**Exercise description:** Produce a verbatim copy of the entries listed below.
START The records
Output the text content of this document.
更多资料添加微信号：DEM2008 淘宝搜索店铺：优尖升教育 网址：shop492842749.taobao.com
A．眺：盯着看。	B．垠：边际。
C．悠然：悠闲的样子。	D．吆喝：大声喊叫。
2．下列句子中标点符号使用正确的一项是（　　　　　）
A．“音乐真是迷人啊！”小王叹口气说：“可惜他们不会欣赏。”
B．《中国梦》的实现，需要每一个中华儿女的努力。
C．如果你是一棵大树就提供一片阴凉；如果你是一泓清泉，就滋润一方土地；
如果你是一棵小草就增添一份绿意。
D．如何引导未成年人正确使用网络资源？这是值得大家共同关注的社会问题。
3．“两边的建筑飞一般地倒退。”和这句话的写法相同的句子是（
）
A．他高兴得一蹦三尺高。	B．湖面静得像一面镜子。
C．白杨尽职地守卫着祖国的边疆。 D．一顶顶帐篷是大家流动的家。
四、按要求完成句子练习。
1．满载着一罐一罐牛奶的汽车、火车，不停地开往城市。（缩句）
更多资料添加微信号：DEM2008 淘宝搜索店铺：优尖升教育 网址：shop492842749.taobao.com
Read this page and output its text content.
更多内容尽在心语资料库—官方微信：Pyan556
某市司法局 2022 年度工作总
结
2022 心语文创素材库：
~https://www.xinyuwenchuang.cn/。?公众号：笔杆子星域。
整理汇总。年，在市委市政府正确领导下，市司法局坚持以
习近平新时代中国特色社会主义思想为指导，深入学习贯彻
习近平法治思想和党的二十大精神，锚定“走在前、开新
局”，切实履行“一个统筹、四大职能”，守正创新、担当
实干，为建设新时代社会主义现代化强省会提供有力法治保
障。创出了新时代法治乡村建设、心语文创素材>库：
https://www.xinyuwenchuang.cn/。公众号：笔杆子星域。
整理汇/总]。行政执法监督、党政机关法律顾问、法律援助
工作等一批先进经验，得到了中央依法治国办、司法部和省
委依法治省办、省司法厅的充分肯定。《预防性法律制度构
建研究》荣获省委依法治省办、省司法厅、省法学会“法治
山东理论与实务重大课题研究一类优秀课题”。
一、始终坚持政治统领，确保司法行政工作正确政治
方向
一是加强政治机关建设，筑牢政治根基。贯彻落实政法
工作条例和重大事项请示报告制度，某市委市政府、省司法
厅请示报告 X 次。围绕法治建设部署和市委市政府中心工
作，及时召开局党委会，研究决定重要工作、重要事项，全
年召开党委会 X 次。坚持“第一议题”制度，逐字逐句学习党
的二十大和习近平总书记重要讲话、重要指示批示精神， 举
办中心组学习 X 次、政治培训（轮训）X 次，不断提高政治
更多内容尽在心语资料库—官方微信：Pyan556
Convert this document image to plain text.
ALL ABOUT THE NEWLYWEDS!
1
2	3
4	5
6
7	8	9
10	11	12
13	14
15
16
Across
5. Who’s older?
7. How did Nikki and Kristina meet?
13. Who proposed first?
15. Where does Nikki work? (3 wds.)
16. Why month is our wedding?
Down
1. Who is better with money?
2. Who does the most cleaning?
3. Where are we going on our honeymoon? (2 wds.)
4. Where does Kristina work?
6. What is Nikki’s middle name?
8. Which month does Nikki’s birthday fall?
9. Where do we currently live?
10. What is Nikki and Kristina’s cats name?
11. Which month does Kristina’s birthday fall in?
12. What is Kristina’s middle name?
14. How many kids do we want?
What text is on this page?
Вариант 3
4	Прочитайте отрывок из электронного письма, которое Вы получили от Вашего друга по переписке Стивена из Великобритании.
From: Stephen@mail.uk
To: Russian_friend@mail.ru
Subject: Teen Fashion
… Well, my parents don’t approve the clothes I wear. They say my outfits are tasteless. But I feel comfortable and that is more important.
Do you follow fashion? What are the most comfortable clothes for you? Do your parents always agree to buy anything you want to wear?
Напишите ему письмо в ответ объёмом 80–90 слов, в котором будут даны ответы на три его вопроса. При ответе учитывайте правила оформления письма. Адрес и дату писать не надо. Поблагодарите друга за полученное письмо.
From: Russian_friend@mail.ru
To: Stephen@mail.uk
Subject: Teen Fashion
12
END The records
**Solution below:**
Output the text content of this document.
更多资料添加微信号：DEM2008 淘宝搜索店铺：优尖升教育 网址：shop492842749.taobao.com
A．眺：盯着看。	B．垠：边际。
C．悠然：悠闲的样子。	D．吆喝：大声喊叫。
2．下列句子中标点符号使用正确的一项是（　　　　　）
A．“音乐真是迷人啊！”小王叹口气说：“可惜他们不会欣赏。”
B．《中国梦》的实现，需要每一个中华儿女的努力。
C．如果你是一棵大树就提供一片阴凉；如果你是一泓清泉，就滋润一方土地；
如果你是一棵小草就增添一份绿意。
D．如何引导未成年人正确使用网络资源？这是值得大家共同关注的社会问题。
3．“两边的建筑飞一般地倒退。”和这句话的写法相同的句子是（
）
A．他高兴得一蹦三尺高。	B．湖面静得像一面镜子。
C．白杨尽职地守卫着祖国的边疆。 D．一顶顶帐篷是大家流动的家。
四、按要求完成句子练习。
1．满载着一罐一罐牛奶的汽车、火车，不停地开往城市。（缩句）
更多资料添加微信号：DEM2008 淘宝搜索店铺：优尖升教育 网址：shop492842749.taobao.com
Read this page and output its text content.
更多内容尽在心语资料库—官方微信：Pyan556
某市司法局 2022 年度工作总
结
2022 心语文创素材库：
~https://www.xinyuwenchuang.cn/。?公众号：笔杆子星域。
整理汇总。年，在市委市政府正确领导下，市司法局坚持以
习近平新时代中国特色社会主义思想为指导，深入学习贯彻
习近平法治思想和党的二十大精神，锚定“走在前、开新
局”，切实履行“一个统筹、四大职能”，守正创新、担当
实干，为建设新时代社会主义现代化强省会提供有力法治保
障。创出了新时代法治乡村建设、心语文创素材>库：
https://www.xinyuwenchuang.cn/。公众号：笔杆子星域。
整理汇/总]。行政执法监督、党政机关法律顾问、法律援助
工作等一批先进经验，得到了中央依法治国办、司法部和省
委依法治省办、省司法厅的充分肯定。《预防性法律制度构
建研究》荣获省委依法治省办、省司法厅、省法学会“法治
山东理论与实务重大课题研究一类优秀课题”。
一、始终坚持政治统领，确保司法行政工作正确政治
方向
一是加强政治机关建设，筑牢政治根基。贯彻落实政法
工作条例和重大事项请示报告制度，某市委市政府、省司法
厅请示报告 X 次。围绕法治建设部署和市委市政府中心工
作，及时召开局党委会，研究决定重要工作、重要事项，全
年召开党委会 X 次。坚持“第一议题”制度，逐字逐句学习党
的二十大和习近平总书记重要讲话、重要指示批示精神， 举
办中心组学习 X 次、政治培训（轮训）X 次，不断提高政治
更多内容尽在心语资料库—官方微信：Pyan556
Convert this document image to plain text.
ALL ABOUT THE NEWLYWEDS!
1
2	3
4	5
6
7	8	9
10	11	12
13	14
15
16
Across
5. Who’s older?
7. How did Nikki and Kristina meet?
13. Who proposed first?
15. Where does Nikki work? (3 wds.)
16. Why month is our wedding?
Down
1. Who is better with money?
2. Who does the most cleaning?
3. Where are we going on our honeymoon? (2 wds.)
4. Where does Kristina work?
6. What is Nikki’s middle name?
8. Which month does Nikki’s birthday fall?
9. Where do we currently live?
10. What is Nikki and Kristina’s cats name?
11. Which month does Kristina’s birthday fall in?
12. What is Kristina’s middle name?
14. How many kids do we want?
What text is on this page?
Вариант 3
4	Прочитайте отрывок из электронного письма, которое Вы получили от Вашего друга по переписке Стивена из Великобритании.
From: Stephen@mail.uk
To: Russian_friend@mail.ru
Subject: Teen Fashion
… Well, my parents don’t approve the clothes I wear. They say my outfits are tasteless. But I feel comfortable and that is more important.
Do you follow fashion? What are the most comfortable clothes for you? Do your parents always agree to buy anything you want to wear?
Напишите ему письмо в ответ объёмом 80–90 слов, в котором будут даны ответы на три его вопроса. При ответе учитывайте правила оформления письма. Адрес и дату писать не надо. Поблагодарите друга за полученное письмо.
From: Russian_friend@mail.ru
To: Stephen@mail.uk
Subject: Teen Fashion
12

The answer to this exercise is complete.